## GIVEN PROBLEM
Determine how many lines hold "soon" and give only that number.

## SUPPLIED INFORMATION
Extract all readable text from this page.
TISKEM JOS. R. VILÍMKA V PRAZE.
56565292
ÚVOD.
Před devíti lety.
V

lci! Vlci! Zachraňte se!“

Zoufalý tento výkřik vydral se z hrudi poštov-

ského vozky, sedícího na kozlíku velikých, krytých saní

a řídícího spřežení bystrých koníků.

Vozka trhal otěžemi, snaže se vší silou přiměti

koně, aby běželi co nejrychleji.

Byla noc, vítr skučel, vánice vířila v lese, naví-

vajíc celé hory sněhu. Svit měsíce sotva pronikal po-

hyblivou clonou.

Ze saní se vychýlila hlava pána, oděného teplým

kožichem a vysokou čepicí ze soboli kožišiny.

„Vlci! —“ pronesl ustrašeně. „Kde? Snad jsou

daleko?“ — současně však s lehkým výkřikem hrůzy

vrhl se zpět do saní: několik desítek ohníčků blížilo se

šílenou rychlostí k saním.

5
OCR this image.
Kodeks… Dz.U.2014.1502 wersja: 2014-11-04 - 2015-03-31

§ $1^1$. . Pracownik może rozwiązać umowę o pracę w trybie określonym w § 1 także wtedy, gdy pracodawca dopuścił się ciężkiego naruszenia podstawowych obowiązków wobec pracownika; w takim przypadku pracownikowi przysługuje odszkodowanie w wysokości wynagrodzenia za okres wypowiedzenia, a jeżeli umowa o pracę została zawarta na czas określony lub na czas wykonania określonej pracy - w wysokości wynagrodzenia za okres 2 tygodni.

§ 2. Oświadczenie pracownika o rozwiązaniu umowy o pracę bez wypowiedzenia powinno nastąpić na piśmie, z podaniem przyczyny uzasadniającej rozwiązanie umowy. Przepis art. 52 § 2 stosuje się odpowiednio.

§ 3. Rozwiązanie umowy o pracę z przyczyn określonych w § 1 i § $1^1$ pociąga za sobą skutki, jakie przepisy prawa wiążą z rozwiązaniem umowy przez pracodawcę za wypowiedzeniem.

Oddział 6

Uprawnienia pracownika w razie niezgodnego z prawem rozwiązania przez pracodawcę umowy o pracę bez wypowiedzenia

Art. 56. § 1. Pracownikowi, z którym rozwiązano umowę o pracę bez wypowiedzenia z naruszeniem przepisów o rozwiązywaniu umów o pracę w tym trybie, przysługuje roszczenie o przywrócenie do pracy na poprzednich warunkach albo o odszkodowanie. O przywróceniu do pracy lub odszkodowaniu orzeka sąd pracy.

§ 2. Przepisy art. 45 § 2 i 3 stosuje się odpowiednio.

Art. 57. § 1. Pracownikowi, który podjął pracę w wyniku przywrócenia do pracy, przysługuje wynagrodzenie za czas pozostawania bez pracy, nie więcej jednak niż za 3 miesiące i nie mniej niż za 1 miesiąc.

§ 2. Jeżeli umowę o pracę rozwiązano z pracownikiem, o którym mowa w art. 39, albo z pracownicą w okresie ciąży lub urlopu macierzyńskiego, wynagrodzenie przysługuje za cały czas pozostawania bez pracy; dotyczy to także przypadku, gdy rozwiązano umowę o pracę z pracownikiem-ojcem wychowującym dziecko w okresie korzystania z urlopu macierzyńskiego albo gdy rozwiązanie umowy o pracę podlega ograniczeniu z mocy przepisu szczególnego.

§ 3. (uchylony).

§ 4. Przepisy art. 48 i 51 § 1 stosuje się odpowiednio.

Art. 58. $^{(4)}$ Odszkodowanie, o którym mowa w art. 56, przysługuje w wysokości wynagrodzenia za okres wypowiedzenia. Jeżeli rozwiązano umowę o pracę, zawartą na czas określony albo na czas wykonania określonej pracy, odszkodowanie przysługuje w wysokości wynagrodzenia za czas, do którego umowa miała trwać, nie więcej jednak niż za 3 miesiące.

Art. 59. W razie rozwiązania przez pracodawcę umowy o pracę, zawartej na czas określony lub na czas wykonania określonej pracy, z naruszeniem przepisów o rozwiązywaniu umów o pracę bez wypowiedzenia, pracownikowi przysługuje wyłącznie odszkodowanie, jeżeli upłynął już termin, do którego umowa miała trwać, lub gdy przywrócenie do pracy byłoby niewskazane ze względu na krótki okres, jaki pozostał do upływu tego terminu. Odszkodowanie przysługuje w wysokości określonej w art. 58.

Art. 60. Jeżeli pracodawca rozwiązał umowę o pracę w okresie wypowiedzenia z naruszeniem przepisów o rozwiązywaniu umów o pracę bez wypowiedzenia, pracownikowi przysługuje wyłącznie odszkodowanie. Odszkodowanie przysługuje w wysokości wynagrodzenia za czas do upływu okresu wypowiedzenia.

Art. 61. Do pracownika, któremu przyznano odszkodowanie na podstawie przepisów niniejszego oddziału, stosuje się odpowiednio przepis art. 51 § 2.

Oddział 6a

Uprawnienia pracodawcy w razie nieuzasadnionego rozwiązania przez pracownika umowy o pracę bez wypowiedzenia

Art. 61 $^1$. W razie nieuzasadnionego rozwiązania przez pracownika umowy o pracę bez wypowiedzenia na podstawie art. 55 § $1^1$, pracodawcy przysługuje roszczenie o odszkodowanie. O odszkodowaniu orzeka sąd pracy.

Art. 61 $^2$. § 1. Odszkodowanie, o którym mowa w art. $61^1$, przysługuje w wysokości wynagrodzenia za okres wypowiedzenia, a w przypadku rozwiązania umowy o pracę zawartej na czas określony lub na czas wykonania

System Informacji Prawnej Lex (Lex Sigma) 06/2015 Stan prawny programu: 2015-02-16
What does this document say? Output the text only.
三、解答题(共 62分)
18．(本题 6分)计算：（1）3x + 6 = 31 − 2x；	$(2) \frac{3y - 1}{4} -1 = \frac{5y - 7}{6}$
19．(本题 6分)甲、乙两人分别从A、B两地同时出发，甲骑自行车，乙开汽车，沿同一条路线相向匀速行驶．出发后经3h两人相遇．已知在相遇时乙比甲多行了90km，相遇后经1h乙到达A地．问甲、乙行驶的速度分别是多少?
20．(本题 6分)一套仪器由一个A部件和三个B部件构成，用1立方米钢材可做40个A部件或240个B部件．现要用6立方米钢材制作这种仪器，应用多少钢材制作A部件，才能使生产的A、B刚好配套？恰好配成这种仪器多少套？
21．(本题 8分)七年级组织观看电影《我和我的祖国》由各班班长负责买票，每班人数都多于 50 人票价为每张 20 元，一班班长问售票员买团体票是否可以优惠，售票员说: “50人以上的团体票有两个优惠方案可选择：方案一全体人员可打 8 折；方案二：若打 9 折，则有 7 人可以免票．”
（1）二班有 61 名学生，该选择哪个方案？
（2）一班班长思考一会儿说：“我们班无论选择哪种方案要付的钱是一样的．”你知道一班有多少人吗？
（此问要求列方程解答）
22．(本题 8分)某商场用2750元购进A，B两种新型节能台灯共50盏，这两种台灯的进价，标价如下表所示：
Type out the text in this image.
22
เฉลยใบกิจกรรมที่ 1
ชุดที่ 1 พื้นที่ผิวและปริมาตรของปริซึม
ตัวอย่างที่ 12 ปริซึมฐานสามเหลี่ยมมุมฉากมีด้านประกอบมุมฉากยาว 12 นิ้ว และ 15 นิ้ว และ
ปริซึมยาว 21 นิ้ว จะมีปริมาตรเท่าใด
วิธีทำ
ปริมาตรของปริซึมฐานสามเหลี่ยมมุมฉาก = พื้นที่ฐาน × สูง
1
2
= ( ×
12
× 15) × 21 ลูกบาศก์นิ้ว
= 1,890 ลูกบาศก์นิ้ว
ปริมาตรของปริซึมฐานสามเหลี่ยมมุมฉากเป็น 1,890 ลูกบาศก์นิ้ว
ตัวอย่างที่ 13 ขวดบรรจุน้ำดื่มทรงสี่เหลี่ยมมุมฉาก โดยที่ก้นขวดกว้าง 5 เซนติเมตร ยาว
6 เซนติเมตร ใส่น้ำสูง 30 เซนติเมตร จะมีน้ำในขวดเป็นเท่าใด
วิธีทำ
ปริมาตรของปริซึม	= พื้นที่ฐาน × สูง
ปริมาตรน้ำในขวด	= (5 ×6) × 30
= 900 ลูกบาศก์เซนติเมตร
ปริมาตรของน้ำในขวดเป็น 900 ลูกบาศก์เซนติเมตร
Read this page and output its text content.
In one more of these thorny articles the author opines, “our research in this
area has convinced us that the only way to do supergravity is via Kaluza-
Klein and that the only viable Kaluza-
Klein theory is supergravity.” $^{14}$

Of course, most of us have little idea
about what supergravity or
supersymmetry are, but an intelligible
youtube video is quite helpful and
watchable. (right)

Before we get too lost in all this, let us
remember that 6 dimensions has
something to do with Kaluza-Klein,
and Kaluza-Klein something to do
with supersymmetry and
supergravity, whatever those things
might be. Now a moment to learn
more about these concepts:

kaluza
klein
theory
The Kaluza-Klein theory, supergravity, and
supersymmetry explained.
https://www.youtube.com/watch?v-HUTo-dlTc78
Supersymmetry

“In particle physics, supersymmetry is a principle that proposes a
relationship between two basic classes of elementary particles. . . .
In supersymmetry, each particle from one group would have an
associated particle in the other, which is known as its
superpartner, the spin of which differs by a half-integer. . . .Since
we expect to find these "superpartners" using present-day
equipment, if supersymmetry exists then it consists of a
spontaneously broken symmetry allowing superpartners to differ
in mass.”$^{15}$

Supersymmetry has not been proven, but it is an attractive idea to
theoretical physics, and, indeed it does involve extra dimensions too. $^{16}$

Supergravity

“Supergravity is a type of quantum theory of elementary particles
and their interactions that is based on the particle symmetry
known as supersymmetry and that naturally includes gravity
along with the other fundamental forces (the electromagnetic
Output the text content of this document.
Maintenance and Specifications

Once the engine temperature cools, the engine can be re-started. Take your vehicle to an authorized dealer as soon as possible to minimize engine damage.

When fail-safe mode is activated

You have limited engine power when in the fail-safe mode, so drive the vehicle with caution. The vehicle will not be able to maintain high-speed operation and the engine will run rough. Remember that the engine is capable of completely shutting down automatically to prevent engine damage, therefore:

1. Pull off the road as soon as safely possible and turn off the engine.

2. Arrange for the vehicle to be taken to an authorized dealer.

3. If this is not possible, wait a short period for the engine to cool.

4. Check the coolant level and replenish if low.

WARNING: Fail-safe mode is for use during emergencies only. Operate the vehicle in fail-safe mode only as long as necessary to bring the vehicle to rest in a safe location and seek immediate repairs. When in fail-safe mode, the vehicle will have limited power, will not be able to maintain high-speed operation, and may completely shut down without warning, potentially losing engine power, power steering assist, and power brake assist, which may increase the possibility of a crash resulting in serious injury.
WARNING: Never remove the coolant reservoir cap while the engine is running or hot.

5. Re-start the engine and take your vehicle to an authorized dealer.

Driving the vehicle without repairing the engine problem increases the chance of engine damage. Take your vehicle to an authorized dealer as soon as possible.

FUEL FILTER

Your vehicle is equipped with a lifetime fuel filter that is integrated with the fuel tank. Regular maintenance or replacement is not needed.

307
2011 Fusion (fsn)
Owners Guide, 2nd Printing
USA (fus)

## EXERCISE RESPONSE
3